Restate the data below word for word. Skip any images it contains.
◆ ◆ ◆ ◆
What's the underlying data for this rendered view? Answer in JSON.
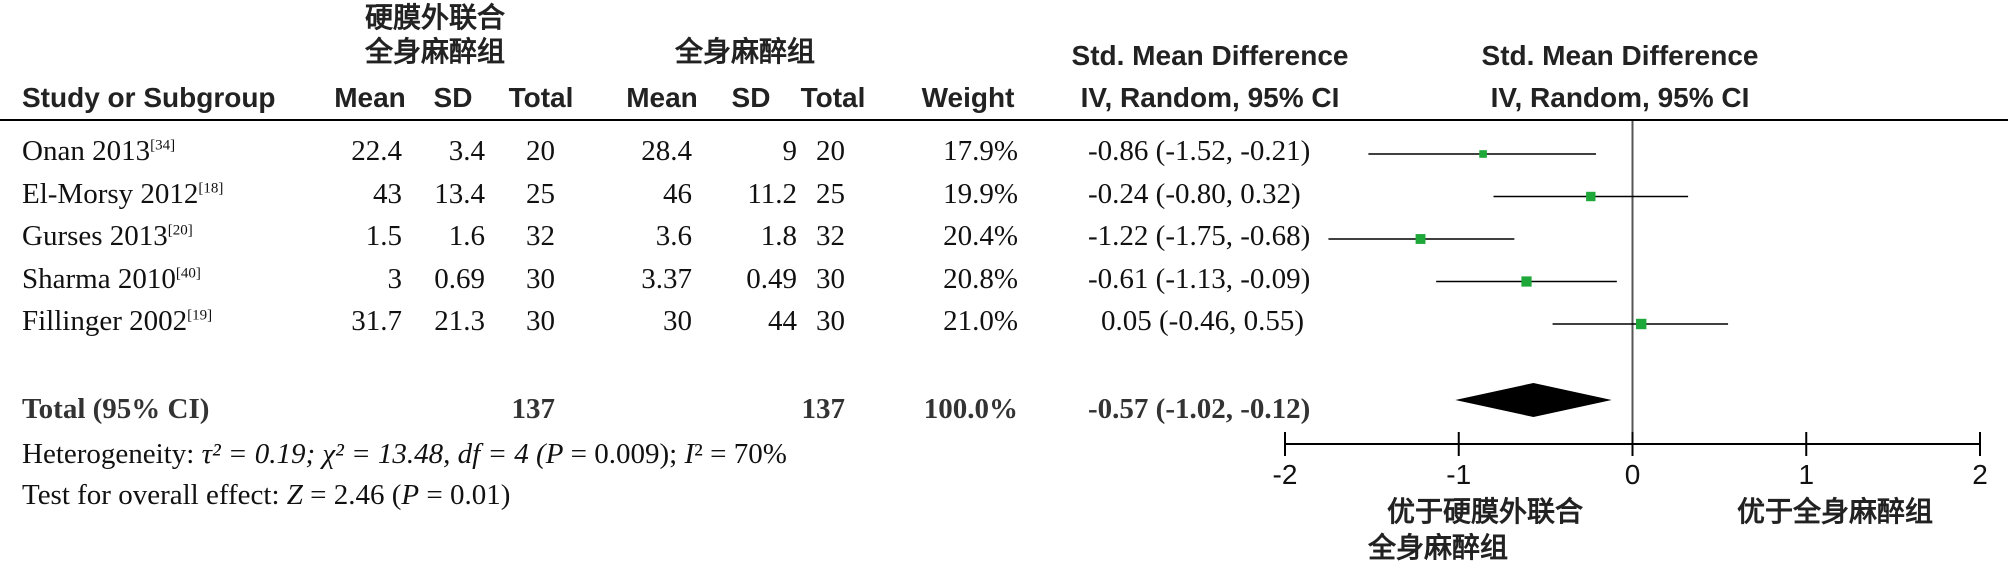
{
  "header": {
    "group1_label": [
      "硬膜外联合",
      "全身麻醉组"
    ],
    "group2_label": "全身麻醉组",
    "study_col": "Study or Subgroup",
    "mean_col": "Mean",
    "sd_col": "SD",
    "total_col": "Total",
    "weight_col": "Weight",
    "effect_title": "Std. Mean Difference",
    "effect_method": "IV, Random, 95% CI",
    "plot_title": "Std. Mean Difference",
    "plot_method": "IV, Random, 95% CI"
  },
  "studies": [
    {
      "name": "Onan 2013",
      "ref": "[34]",
      "g1_mean": "22.4",
      "g1_sd": "3.4",
      "g1_total": "20",
      "g2_mean": "28.4",
      "g2_sd": "9",
      "g2_total": "20",
      "weight": "17.9%",
      "ci_text": "-0.86 (-1.52, -0.21)"
    },
    {
      "name": "El-Morsy 2012",
      "ref": "[18]",
      "g1_mean": "43",
      "g1_sd": "13.4",
      "g1_total": "25",
      "g2_mean": "46",
      "g2_sd": "11.2",
      "g2_total": "25",
      "weight": "19.9%",
      "ci_text": "-0.24 (-0.80, 0.32)"
    },
    {
      "name": "Gurses 2013",
      "ref": "[20]",
      "g1_mean": "1.5",
      "g1_sd": "1.6",
      "g1_total": "32",
      "g2_mean": "3.6",
      "g2_sd": "1.8",
      "g2_total": "32",
      "weight": "20.4%",
      "ci_text": "-1.22 (-1.75, -0.68)"
    },
    {
      "name": "Sharma 2010",
      "ref": "[40]",
      "g1_mean": "3",
      "g1_sd": "0.69",
      "g1_total": "30",
      "g2_mean": "3.37",
      "g2_sd": "0.49",
      "g2_total": "30",
      "weight": "20.8%",
      "ci_text": "-0.61 (-1.13, -0.09)"
    },
    {
      "name": "Fillinger 2002",
      "ref": "[19]",
      "g1_mean": "31.7",
      "g1_sd": "21.3",
      "g1_total": "30",
      "g2_mean": "30",
      "g2_sd": "44",
      "g2_total": "30",
      "weight": "21.0%",
      "ci_text": "0.05 (-0.46, 0.55)"
    }
  ],
  "total_row": {
    "label": "Total (95% CI)",
    "g1_total": "137",
    "g2_total": "137",
    "weight": "100.0%",
    "ci_text": "-0.57 (-1.02, -0.12)"
  },
  "heterogeneity": {
    "label": "Heterogeneity: ",
    "tau_part": "τ² = 0.19; ",
    "chi_part": "χ² = 13.48, df = 4 (",
    "p_var": "P",
    "p_part": " = 0.009); ",
    "i_var": "I",
    "i_part": "² = 70%"
  },
  "overall_effect": {
    "label": "Test for overall effect: ",
    "z_var": "Z",
    "z_part": " = 2.46 (",
    "p_var": "P",
    "p_part": " = 0.01)"
  },
  "axis_labels": {
    "left": [
      "优于硬膜外联合",
      "全身麻醉组"
    ],
    "right": "优于全身麻醉组"
  },
  "colors": {
    "marker": "#1fa83a",
    "diamond": "#000000",
    "line": "#000000",
    "zero_line": "#555555"
  },
  "chart_data": {
    "type": "forest",
    "xlim": [
      -2,
      2
    ],
    "ticks": [
      -2,
      -1,
      0,
      1,
      2
    ],
    "tick_labels": [
      "-2",
      "-1",
      "0",
      "1",
      "2"
    ],
    "points": [
      {
        "est": -0.86,
        "low": -1.52,
        "high": -0.21,
        "weight": 17.9
      },
      {
        "est": -0.24,
        "low": -0.8,
        "high": 0.32,
        "weight": 19.9
      },
      {
        "est": -1.22,
        "low": -1.75,
        "high": -0.68,
        "weight": 20.4
      },
      {
        "est": -0.61,
        "low": -1.13,
        "high": -0.09,
        "weight": 20.8
      },
      {
        "est": 0.05,
        "low": -0.46,
        "high": 0.55,
        "weight": 21.0
      }
    ],
    "pooled": {
      "est": -0.57,
      "low": -1.02,
      "high": -0.12
    }
  }
}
◆ ◆ ◆ ◆
**RESPONSE FOR THIS EXERCISE**
What's the underlying data for this rendered view? Answer in JSON.
{
  "header": {
    "group1_label": [
      "硬膜外联合",
      "全身麻醉组"
    ],
    "group2_label": "全身麻醉组",
    "study_col": "Study or Subgroup",
    "mean_col": "Mean",
    "sd_col": "SD",
    "total_col": "Total",
    "weight_col": "Weight",
    "effect_title": "Std. Mean Difference",
    "effect_method": "IV, Random, 95% CI",
    "plot_title": "Std. Mean Difference",
    "plot_method": "IV, Random, 95% CI"
  },
  "studies": [
    {
      "name": "Onan 2013",
      "ref": "[34]",
      "g1_mean": "22.4",
      "g1_sd": "3.4",
      "g1_total": "20",
      "g2_mean": "28.4",
      "g2_sd": "9",
      "g2_total": "20",
      "weight": "17.9%",
      "ci_text": "-0.86 (-1.52, -0.21)"
    },
    {
      "name": "El-Morsy 2012",
      "ref": "[18]",
      "g1_mean": "43",
      "g1_sd": "13.4",
      "g1_total": "25",
      "g2_mean": "46",
      "g2_sd": "11.2",
      "g2_total": "25",
      "weight": "19.9%",
      "ci_text": "-0.24 (-0.80, 0.32)"
    },
    {
      "name": "Gurses 2013",
      "ref": "[20]",
      "g1_mean": "1.5",
      "g1_sd": "1.6",
      "g1_total": "32",
      "g2_mean": "3.6",
      "g2_sd": "1.8",
      "g2_total": "32",
      "weight": "20.4%",
      "ci_text": "-1.22 (-1.75, -0.68)"
    },
    {
      "name": "Sharma 2010",
      "ref": "[40]",
      "g1_mean": "3",
      "g1_sd": "0.69",
      "g1_total": "30",
      "g2_mean": "3.37",
      "g2_sd": "0.49",
      "g2_total": "30",
      "weight": "20.8%",
      "ci_text": "-0.61 (-1.13, -0.09)"
    },
    {
      "name": "Fillinger 2002",
      "ref": "[19]",
      "g1_mean": "31.7",
      "g1_sd": "21.3",
      "g1_total": "30",
      "g2_mean": "30",
      "g2_sd": "44",
      "g2_total": "30",
      "weight": "21.0%",
      "ci_text": "0.05 (-0.46, 0.55)"
    }
  ],
  "total_row": {
    "label": "Total (95% CI)",
    "g1_total": "137",
    "g2_total": "137",
    "weight": "100.0%",
    "ci_text": "-0.57 (-1.02, -0.12)"
  },
  "heterogeneity": {
    "label": "Heterogeneity: ",
    "tau_part": "τ² = 0.19; ",
    "chi_part": "χ² = 13.48, df = 4 (",
    "p_var": "P",
    "p_part": " = 0.009); ",
    "i_var": "I",
    "i_part": "² = 70%"
  },
  "overall_effect": {
    "label": "Test for overall effect: ",
    "z_var": "Z",
    "z_part": " = 2.46 (",
    "p_var": "P",
    "p_part": " = 0.01)"
  },
  "axis_labels": {
    "left": [
      "优于硬膜外联合",
      "全身麻醉组"
    ],
    "right": "优于全身麻醉组"
  },
  "colors": {
    "marker": "#1fa83a",
    "diamond": "#000000",
    "line": "#000000",
    "zero_line": "#555555"
  },
  "chart_data": {
    "type": "forest",
    "xlim": [
      -2,
      2
    ],
    "ticks": [
      -2,
      -1,
      0,
      1,
      2
    ],
    "tick_labels": [
      "-2",
      "-1",
      "0",
      "1",
      "2"
    ],
    "points": [
      {
        "est": -0.86,
        "low": -1.52,
        "high": -0.21,
        "weight": 17.9
      },
      {
        "est": -0.24,
        "low": -0.8,
        "high": 0.32,
        "weight": 19.9
      },
      {
        "est": -1.22,
        "low": -1.75,
        "high": -0.68,
        "weight": 20.4
      },
      {
        "est": -0.61,
        "low": -1.13,
        "high": -0.09,
        "weight": 20.8
      },
      {
        "est": 0.05,
        "low": -0.46,
        "high": 0.55,
        "weight": 21.0
      }
    ],
    "pooled": {
      "est": -0.57,
      "low": -1.02,
      "high": -0.12
    }
  }
}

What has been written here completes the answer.